## JOB
Transcribe the entries that follow, word for word.

· · · · · · ·

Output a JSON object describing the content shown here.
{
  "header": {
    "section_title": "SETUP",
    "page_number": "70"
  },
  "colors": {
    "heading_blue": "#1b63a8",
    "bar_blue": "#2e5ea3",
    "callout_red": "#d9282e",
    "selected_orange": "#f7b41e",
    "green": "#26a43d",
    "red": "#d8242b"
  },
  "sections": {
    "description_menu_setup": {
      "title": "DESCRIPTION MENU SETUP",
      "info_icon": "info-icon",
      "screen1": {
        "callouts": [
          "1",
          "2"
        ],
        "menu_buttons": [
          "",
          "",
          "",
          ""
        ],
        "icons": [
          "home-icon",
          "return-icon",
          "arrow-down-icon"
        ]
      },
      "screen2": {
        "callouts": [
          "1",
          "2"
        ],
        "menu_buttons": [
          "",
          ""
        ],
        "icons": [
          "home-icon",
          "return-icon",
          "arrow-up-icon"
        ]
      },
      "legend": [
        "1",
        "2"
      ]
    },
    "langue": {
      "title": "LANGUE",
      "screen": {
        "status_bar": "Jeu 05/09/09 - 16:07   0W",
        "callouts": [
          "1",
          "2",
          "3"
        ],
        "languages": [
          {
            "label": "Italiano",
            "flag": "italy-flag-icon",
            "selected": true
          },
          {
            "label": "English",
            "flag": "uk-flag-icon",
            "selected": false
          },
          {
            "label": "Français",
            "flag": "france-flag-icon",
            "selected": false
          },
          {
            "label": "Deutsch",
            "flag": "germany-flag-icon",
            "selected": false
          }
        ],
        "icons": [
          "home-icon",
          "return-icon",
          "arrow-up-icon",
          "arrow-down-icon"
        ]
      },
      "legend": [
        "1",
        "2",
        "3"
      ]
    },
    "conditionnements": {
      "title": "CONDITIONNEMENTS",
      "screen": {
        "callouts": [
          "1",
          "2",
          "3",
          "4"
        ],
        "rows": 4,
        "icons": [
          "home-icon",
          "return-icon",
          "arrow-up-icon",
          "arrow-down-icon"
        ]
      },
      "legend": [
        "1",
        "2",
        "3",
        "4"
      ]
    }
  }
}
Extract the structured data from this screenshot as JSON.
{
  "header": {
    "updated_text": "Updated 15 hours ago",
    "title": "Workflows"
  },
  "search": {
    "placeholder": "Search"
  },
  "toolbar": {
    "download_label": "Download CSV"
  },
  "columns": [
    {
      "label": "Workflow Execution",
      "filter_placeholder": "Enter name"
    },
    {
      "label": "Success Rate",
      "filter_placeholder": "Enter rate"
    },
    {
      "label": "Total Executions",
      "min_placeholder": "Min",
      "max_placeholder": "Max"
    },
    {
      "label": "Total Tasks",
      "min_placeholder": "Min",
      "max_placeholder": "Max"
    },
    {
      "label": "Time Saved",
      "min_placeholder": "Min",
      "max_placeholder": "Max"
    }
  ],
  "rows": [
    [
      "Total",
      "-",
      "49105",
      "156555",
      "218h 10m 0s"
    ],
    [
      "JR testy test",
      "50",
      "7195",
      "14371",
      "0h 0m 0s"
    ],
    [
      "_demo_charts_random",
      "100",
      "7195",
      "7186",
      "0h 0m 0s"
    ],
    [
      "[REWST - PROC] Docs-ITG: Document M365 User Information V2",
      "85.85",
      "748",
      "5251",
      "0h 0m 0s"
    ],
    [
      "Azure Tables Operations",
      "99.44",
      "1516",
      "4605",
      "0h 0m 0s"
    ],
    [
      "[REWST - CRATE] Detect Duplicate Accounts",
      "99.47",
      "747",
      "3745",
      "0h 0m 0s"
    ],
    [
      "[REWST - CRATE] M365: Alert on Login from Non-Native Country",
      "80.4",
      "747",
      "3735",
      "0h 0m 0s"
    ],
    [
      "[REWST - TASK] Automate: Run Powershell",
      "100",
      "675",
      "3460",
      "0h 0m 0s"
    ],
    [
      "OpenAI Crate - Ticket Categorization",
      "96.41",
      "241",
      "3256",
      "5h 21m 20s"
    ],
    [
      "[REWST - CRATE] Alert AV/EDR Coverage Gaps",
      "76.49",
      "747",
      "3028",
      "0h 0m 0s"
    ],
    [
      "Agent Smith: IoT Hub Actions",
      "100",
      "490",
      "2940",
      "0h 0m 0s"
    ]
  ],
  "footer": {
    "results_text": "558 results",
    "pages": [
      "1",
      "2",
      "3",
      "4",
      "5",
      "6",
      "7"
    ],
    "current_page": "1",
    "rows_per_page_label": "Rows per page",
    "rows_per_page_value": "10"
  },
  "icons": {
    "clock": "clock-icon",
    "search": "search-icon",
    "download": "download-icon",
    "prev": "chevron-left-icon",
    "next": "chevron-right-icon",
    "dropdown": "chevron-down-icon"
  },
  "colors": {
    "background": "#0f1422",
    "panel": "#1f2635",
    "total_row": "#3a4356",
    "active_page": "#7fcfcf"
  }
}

· · · · · · ·

## WRITTEN SOLUTION
Output a JSON object describing the content shown here.
{
  "header": {
    "section_title": "SETUP",
    "page_number": "70"
  },
  "colors": {
    "heading_blue": "#1b63a8",
    "bar_blue": "#2e5ea3",
    "callout_red": "#d9282e",
    "selected_orange": "#f7b41e",
    "green": "#26a43d",
    "red": "#d8242b"
  },
  "sections": {
    "description_menu_setup": {
      "title": "DESCRIPTION MENU SETUP",
      "info_icon": "info-icon",
      "screen1": {
        "callouts": [
          "1",
          "2"
        ],
        "menu_buttons": [
          "",
          "",
          "",
          ""
        ],
        "icons": [
          "home-icon",
          "return-icon",
          "arrow-down-icon"
        ]
      },
      "screen2": {
        "callouts": [
          "1",
          "2"
        ],
        "menu_buttons": [
          "",
          ""
        ],
        "icons": [
          "home-icon",
          "return-icon",
          "arrow-up-icon"
        ]
      },
      "legend": [
        "1",
        "2"
      ]
    },
    "langue": {
      "title": "LANGUE",
      "screen": {
        "status_bar": "Jeu 05/09/09 - 16:07   0W",
        "callouts": [
          "1",
          "2",
          "3"
        ],
        "languages": [
          {
            "label": "Italiano",
            "flag": "italy-flag-icon",
            "selected": true
          },
          {
            "label": "English",
            "flag": "uk-flag-icon",
            "selected": false
          },
          {
            "label": "Français",
            "flag": "france-flag-icon",
            "selected": false
          },
          {
            "label": "Deutsch",
            "flag": "germany-flag-icon",
            "selected": false
          }
        ],
        "icons": [
          "home-icon",
          "return-icon",
          "arrow-up-icon",
          "arrow-down-icon"
        ]
      },
      "legend": [
        "1",
        "2",
        "3"
      ]
    },
    "conditionnements": {
      "title": "CONDITIONNEMENTS",
      "screen": {
        "callouts": [
          "1",
          "2",
          "3",
          "4"
        ],
        "rows": 4,
        "icons": [
          "home-icon",
          "return-icon",
          "arrow-up-icon",
          "arrow-down-icon"
        ]
      },
      "legend": [
        "1",
        "2",
        "3",
        "4"
      ]
    }
  }
}
Extract the structured data from this screenshot as JSON.
{
  "header": {
    "updated_text": "Updated 15 hours ago",
    "title": "Workflows"
  },
  "search": {
    "placeholder": "Search"
  },
  "toolbar": {
    "download_label": "Download CSV"
  },
  "columns": [
    {
      "label": "Workflow Execution",
      "filter_placeholder": "Enter name"
    },
    {
      "label": "Success Rate",
      "filter_placeholder": "Enter rate"
    },
    {
      "label": "Total Executions",
      "min_placeholder": "Min",
      "max_placeholder": "Max"
    },
    {
      "label": "Total Tasks",
      "min_placeholder": "Min",
      "max_placeholder": "Max"
    },
    {
      "label": "Time Saved",
      "min_placeholder": "Min",
      "max_placeholder": "Max"
    }
  ],
  "rows": [
    [
      "Total",
      "-",
      "49105",
      "156555",
      "218h 10m 0s"
    ],
    [
      "JR testy test",
      "50",
      "7195",
      "14371",
      "0h 0m 0s"
    ],
    [
      "_demo_charts_random",
      "100",
      "7195",
      "7186",
      "0h 0m 0s"
    ],
    [
      "[REWST - PROC] Docs-ITG: Document M365 User Information V2",
      "85.85",
      "748",
      "5251",
      "0h 0m 0s"
    ],
    [
      "Azure Tables Operations",
      "99.44",
      "1516",
      "4605",
      "0h 0m 0s"
    ],
    [
      "[REWST - CRATE] Detect Duplicate Accounts",
      "99.47",
      "747",
      "3745",
      "0h 0m 0s"
    ],
    [
      "[REWST - CRATE] M365: Alert on Login from Non-Native Country",
      "80.4",
      "747",
      "3735",
      "0h 0m 0s"
    ],
    [
      "[REWST - TASK] Automate: Run Powershell",
      "100",
      "675",
      "3460",
      "0h 0m 0s"
    ],
    [
      "OpenAI Crate - Ticket Categorization",
      "96.41",
      "241",
      "3256",
      "5h 21m 20s"
    ],
    [
      "[REWST - CRATE] Alert AV/EDR Coverage Gaps",
      "76.49",
      "747",
      "3028",
      "0h 0m 0s"
    ],
    [
      "Agent Smith: IoT Hub Actions",
      "100",
      "490",
      "2940",
      "0h 0m 0s"
    ]
  ],
  "footer": {
    "results_text": "558 results",
    "pages": [
      "1",
      "2",
      "3",
      "4",
      "5",
      "6",
      "7"
    ],
    "current_page": "1",
    "rows_per_page_label": "Rows per page",
    "rows_per_page_value": "10"
  },
  "icons": {
    "clock": "clock-icon",
    "search": "search-icon",
    "download": "download-icon",
    "prev": "chevron-left-icon",
    "next": "chevron-right-icon",
    "dropdown": "chevron-down-icon"
  },
  "colors": {
    "background": "#0f1422",
    "panel": "#1f2635",
    "total_row": "#3a4356",
    "active_page": "#7fcfcf"
  }
}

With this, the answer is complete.